* **TASK INSTRUCTIONS**
Your task is to copy every line of the entries that holds the word "JSON".

* **RECORDS FOR PROCESSING**

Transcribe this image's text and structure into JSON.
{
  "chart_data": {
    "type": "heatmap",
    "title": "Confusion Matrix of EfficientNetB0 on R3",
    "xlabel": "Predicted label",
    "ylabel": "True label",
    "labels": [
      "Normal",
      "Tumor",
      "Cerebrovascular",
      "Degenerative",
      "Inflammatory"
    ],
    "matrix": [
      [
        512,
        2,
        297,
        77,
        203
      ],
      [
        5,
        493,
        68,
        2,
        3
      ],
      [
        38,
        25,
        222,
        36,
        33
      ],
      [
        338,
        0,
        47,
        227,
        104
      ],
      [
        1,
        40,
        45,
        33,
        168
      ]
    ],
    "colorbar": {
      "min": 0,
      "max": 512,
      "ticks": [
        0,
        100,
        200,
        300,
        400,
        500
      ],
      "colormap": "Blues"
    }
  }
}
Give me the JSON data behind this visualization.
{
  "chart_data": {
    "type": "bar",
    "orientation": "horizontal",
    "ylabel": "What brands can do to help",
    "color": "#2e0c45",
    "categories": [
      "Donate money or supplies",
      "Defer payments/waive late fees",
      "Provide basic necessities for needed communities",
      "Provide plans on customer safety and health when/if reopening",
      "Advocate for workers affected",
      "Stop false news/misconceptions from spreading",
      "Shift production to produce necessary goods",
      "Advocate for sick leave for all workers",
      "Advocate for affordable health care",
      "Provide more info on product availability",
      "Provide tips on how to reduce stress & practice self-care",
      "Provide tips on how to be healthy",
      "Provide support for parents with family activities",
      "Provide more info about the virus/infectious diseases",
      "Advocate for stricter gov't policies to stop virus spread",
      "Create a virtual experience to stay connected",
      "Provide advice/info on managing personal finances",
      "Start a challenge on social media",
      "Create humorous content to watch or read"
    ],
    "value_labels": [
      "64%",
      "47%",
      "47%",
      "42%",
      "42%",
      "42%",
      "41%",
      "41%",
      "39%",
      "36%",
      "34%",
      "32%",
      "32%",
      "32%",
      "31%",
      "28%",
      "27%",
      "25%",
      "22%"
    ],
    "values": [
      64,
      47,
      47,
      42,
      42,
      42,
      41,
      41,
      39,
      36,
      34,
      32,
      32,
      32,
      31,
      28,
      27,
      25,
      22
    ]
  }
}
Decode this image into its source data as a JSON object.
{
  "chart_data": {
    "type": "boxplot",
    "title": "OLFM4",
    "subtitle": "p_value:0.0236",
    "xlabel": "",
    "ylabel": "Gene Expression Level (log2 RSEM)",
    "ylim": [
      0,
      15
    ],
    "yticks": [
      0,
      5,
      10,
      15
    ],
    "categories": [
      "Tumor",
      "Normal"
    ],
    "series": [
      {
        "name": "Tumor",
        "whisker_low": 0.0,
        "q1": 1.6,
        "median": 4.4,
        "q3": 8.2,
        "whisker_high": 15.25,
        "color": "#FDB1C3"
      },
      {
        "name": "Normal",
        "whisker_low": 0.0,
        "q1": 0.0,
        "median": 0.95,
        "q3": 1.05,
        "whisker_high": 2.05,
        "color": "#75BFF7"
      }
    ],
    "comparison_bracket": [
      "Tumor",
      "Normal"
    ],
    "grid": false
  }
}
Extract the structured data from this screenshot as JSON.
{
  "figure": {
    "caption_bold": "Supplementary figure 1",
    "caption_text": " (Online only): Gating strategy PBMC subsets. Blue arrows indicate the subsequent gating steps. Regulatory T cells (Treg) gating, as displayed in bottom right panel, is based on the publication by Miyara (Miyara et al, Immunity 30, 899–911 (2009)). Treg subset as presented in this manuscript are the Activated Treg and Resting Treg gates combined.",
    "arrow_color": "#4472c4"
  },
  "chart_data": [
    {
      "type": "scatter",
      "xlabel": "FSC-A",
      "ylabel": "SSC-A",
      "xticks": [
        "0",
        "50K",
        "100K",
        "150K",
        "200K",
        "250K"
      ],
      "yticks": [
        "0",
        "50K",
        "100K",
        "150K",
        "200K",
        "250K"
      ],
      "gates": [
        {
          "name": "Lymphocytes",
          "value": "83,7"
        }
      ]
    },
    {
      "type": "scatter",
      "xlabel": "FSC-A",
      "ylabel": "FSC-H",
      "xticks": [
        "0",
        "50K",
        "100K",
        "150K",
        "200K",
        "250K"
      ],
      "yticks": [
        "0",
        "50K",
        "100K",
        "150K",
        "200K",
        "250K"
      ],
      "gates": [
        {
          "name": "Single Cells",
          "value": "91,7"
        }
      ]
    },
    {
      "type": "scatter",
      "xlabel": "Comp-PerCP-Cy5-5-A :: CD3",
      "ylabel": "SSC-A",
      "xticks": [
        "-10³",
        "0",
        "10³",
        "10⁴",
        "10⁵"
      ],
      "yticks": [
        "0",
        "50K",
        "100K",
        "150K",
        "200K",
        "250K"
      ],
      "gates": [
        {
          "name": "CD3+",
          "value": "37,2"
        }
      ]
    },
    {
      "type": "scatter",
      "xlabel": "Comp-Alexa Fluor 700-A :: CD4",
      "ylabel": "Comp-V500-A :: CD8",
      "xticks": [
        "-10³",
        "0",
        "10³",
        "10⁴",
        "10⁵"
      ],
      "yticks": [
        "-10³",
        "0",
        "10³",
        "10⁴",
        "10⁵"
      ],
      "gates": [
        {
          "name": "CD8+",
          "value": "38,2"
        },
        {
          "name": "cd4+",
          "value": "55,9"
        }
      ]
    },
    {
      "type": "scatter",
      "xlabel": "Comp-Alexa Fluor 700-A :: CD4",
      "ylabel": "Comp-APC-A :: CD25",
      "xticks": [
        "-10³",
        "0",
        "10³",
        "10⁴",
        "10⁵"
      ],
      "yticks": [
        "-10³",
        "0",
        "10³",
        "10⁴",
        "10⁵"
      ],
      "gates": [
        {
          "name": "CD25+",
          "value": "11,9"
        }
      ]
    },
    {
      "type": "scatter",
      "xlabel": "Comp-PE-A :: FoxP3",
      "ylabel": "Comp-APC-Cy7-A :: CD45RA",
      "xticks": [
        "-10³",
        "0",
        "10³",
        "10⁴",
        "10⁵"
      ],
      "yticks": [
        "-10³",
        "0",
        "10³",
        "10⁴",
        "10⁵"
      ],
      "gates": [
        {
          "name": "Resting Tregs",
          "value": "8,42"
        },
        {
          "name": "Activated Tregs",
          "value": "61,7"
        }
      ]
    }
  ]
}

* **RESPONSE AREA**
Transcribe this image's text and structure into JSON.
Give me the JSON data behind this visualization.
Decode this image into its source data as a JSON object.
Extract the structured data from this screenshot as JSON.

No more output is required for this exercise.